_TASK DETAILS_
Write the material out again, line by line, exactly as it is.

_RECORDS FOR THIS EXERCISE_
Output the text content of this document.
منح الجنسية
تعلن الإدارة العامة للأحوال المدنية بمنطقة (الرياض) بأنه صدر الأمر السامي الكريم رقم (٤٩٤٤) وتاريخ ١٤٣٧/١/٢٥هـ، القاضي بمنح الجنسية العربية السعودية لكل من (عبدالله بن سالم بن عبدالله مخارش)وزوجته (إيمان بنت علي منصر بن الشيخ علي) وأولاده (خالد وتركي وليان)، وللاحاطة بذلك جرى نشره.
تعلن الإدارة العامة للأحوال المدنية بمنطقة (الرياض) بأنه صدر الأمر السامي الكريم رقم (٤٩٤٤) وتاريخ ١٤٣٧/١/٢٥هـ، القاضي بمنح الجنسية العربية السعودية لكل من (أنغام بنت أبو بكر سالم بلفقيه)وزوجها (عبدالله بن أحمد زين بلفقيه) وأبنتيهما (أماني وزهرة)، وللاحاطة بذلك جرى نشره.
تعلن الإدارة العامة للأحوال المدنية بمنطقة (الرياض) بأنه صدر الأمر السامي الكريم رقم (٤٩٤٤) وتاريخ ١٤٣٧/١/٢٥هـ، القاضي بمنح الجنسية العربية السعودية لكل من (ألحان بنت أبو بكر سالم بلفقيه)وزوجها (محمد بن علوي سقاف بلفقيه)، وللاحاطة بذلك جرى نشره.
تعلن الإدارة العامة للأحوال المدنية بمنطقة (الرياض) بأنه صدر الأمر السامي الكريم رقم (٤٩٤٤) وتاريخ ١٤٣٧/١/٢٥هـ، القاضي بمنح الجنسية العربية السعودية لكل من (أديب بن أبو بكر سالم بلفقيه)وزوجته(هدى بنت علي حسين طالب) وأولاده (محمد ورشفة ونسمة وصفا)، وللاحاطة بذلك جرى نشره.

_OUTPUT FOR THIS TASK_
Output the text content of this document.
منح الجنسية
تعلن الإدارة العامة للأحوال المدنية بمنطقة (الرياض) بأنه صدر الأمر السامي الكريم رقم (٤٩٤٤) وتاريخ ١٤٣٧/١/٢٥هـ، القاضي بمنح الجنسية العربية السعودية لكل من (عبدالله بن سالم بن عبدالله مخارش)وزوجته (إيمان بنت علي منصر بن الشيخ علي) وأولاده (خالد وتركي وليان)، وللاحاطة بذلك جرى نشره.
تعلن الإدارة العامة للأحوال المدنية بمنطقة (الرياض) بأنه صدر الأمر السامي الكريم رقم (٤٩٤٤) وتاريخ ١٤٣٧/١/٢٥هـ، القاضي بمنح الجنسية العربية السعودية لكل من (أنغام بنت أبو بكر سالم بلفقيه)وزوجها (عبدالله بن أحمد زين بلفقيه) وأبنتيهما (أماني وزهرة)، وللاحاطة بذلك جرى نشره.
تعلن الإدارة العامة للأحوال المدنية بمنطقة (الرياض) بأنه صدر الأمر السامي الكريم رقم (٤٩٤٤) وتاريخ ١٤٣٧/١/٢٥هـ، القاضي بمنح الجنسية العربية السعودية لكل من (ألحان بنت أبو بكر سالم بلفقيه)وزوجها (محمد بن علوي سقاف بلفقيه)، وللاحاطة بذلك جرى نشره.
تعلن الإدارة العامة للأحوال المدنية بمنطقة (الرياض) بأنه صدر الأمر السامي الكريم رقم (٤٩٤٤) وتاريخ ١٤٣٧/١/٢٥هـ، القاضي بمنح الجنسية العربية السعودية لكل من (أديب بن أبو بكر سالم بلفقيه)وزوجته(هدى بنت علي حسين طالب) وأولاده (محمد ورشفة ونسمة وصفا)، وللاحاطة بذلك جرى نشره.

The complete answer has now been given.